Your instructions :: Transcribe the material exactly. Images do not belong in the copy.

━━━━━ Data supplied ━━━━━

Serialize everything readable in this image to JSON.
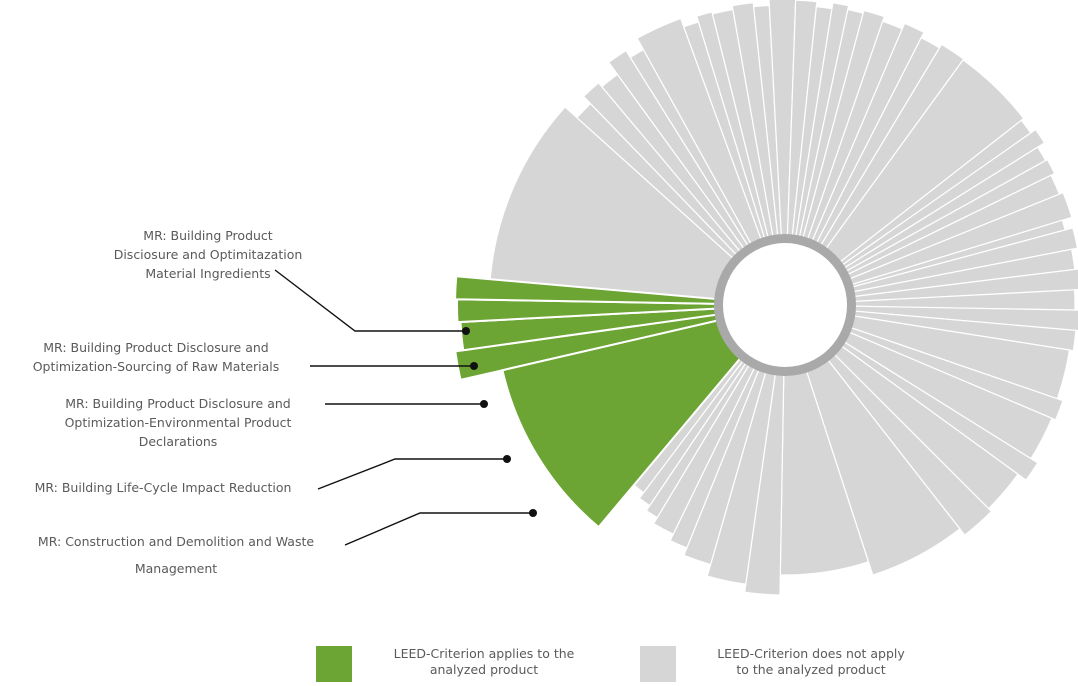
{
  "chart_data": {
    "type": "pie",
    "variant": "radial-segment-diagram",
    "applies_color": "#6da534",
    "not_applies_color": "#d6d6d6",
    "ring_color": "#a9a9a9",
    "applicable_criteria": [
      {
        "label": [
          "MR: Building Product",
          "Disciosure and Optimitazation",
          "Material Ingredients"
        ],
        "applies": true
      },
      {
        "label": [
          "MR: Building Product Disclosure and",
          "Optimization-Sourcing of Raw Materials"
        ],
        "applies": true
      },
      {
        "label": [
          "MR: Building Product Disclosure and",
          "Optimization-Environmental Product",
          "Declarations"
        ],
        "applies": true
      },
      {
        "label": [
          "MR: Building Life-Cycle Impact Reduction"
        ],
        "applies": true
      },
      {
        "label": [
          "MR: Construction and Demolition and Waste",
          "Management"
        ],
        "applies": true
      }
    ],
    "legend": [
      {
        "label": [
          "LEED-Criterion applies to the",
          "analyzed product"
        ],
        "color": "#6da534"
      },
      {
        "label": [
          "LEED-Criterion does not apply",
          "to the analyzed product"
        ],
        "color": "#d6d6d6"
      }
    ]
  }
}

━━━━━

Output for this exercise ::
Serialize everything readable in this image to JSON.
{
  "chart_data": {
    "type": "pie",
    "variant": "radial-segment-diagram",
    "applies_color": "#6da534",
    "not_applies_color": "#d6d6d6",
    "ring_color": "#a9a9a9",
    "applicable_criteria": [
      {
        "label": [
          "MR: Building Product",
          "Disciosure and Optimitazation",
          "Material Ingredients"
        ],
        "applies": true
      },
      {
        "label": [
          "MR: Building Product Disclosure and",
          "Optimization-Sourcing of Raw Materials"
        ],
        "applies": true
      },
      {
        "label": [
          "MR: Building Product Disclosure and",
          "Optimization-Environmental Product",
          "Declarations"
        ],
        "applies": true
      },
      {
        "label": [
          "MR: Building Life-Cycle Impact Reduction"
        ],
        "applies": true
      },
      {
        "label": [
          "MR: Construction and Demolition and Waste",
          "Management"
        ],
        "applies": true
      }
    ],
    "legend": [
      {
        "label": [
          "LEED-Criterion applies to the",
          "analyzed product"
        ],
        "color": "#6da534"
      },
      {
        "label": [
          "LEED-Criterion does not apply",
          "to the analyzed product"
        ],
        "color": "#d6d6d6"
      }
    ]
  }
}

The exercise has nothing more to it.